## begin Source data

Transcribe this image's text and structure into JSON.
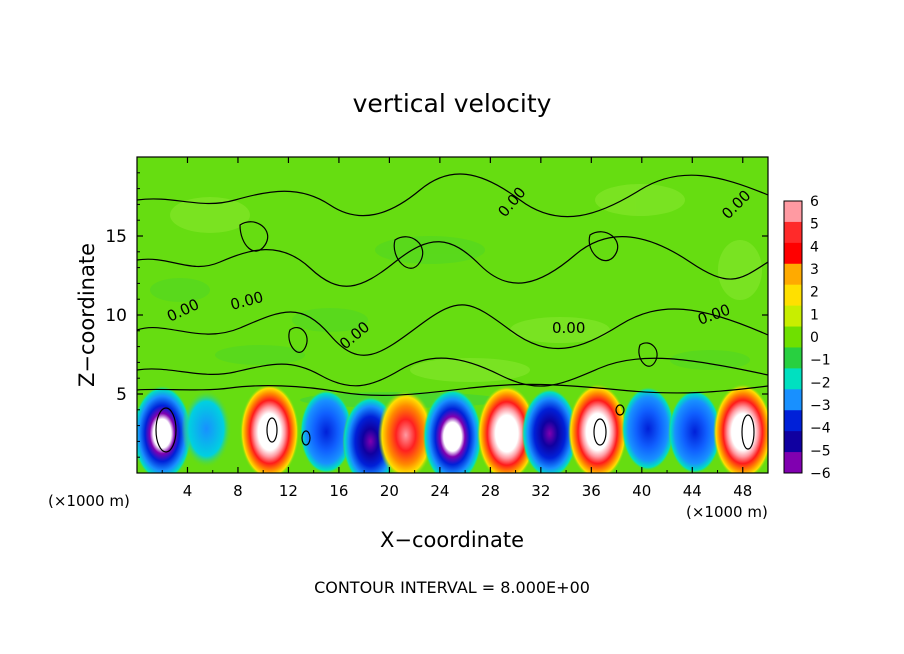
{
  "chart_data": {
    "type": "heatmap",
    "title": "vertical velocity",
    "xlabel": "X−coordinate",
    "ylabel": "Z−coordinate",
    "x_unit_left": "(×1000 m)",
    "x_unit_right": "(×1000 m)",
    "xlim": [
      0,
      50
    ],
    "ylim": [
      0,
      20
    ],
    "xticks": [
      "4",
      "8",
      "12",
      "16",
      "20",
      "24",
      "28",
      "32",
      "36",
      "40",
      "44",
      "48"
    ],
    "xtick_values": [
      4,
      8,
      12,
      16,
      20,
      24,
      28,
      32,
      36,
      40,
      44,
      48
    ],
    "yticks": [
      "5",
      "10",
      "15"
    ],
    "ytick_values": [
      5,
      10,
      15
    ],
    "colorbar": {
      "ticks": [
        "6",
        "5",
        "4",
        "3",
        "2",
        "1",
        "0",
        "−1",
        "−2",
        "−3",
        "−4",
        "−5",
        "−6"
      ],
      "colors": [
        "#ff9aa2",
        "#ff2a2a",
        "#ff0000",
        "#ffaa00",
        "#ffe000",
        "#c8ee00",
        "#6fe000",
        "#28d040",
        "#00e0c0",
        "#1890ff",
        "#0020d8",
        "#1000a0",
        "#8000b0"
      ]
    },
    "contour_label": "0.00",
    "contour_interval_text": "CONTOUR INTERVAL = 8.000E+00",
    "cells": [
      {
        "x": 2.0,
        "z": 2.5,
        "w": -6
      },
      {
        "x": 5.5,
        "z": 2.8,
        "w": -3
      },
      {
        "x": 10.5,
        "z": 2.6,
        "w": 6
      },
      {
        "x": 15.0,
        "z": 2.6,
        "w": -4
      },
      {
        "x": 18.5,
        "z": 2.0,
        "w": -5
      },
      {
        "x": 21.3,
        "z": 2.4,
        "w": 5
      },
      {
        "x": 25.0,
        "z": 2.3,
        "w": -6
      },
      {
        "x": 29.3,
        "z": 2.5,
        "w": 6
      },
      {
        "x": 32.7,
        "z": 2.5,
        "w": -5
      },
      {
        "x": 36.5,
        "z": 2.6,
        "w": 6
      },
      {
        "x": 40.5,
        "z": 2.8,
        "w": -4
      },
      {
        "x": 44.2,
        "z": 2.6,
        "w": -4
      },
      {
        "x": 48.0,
        "z": 2.6,
        "w": 6
      }
    ]
  }
}
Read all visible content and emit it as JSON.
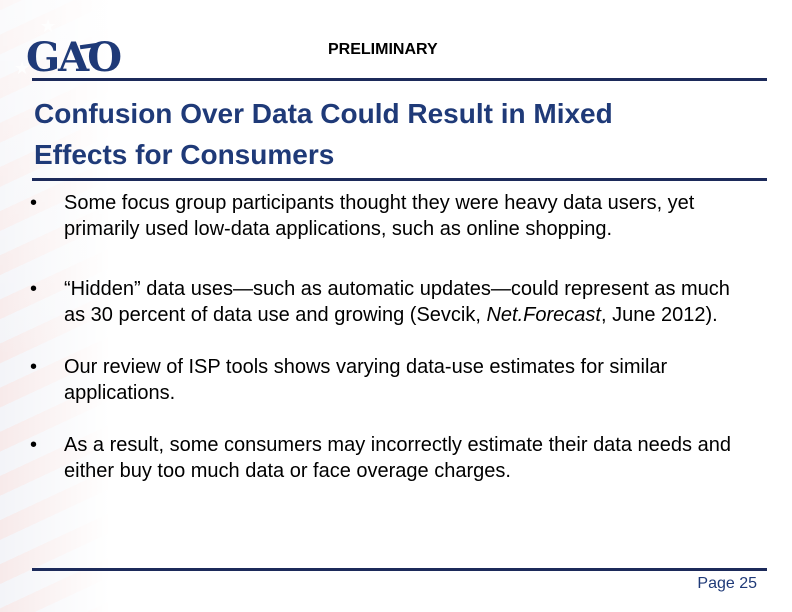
{
  "header": {
    "logo_text": "GAO",
    "label": "PRELIMINARY"
  },
  "slide": {
    "title_line1": "Confusion Over Data Could Result in Mixed",
    "title_line2": "Effects for Consumers",
    "bullet_marker": "•",
    "bullets": [
      {
        "text": "Some focus group participants thought they were heavy data users,  yet primarily used low-data applications, such as online shopping."
      },
      {
        "text_before": "“Hidden” data uses—such as automatic updates—could represent as much as 30 percent of data use and growing (Sevcik, ",
        "text_italic": "Net.Forecast",
        "text_after": ", June 2012)."
      },
      {
        "text": "Our review of ISP tools shows varying data-use estimates for similar applications."
      },
      {
        "text": "As a result, some consumers may incorrectly estimate their data needs and either buy too much data or face overage charges."
      }
    ]
  },
  "footer": {
    "page_label": "Page 25"
  },
  "colors": {
    "title": "#1f3a78",
    "rule": "#1c2a5a",
    "background": "#ffffff"
  }
}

## end Source data

Exercise prompt =
Every line above that contains the word "JSON" should be reported.

Solution for this exercise =
Transcribe this image's text and structure into JSON.
Read all visible content and emit it as JSON.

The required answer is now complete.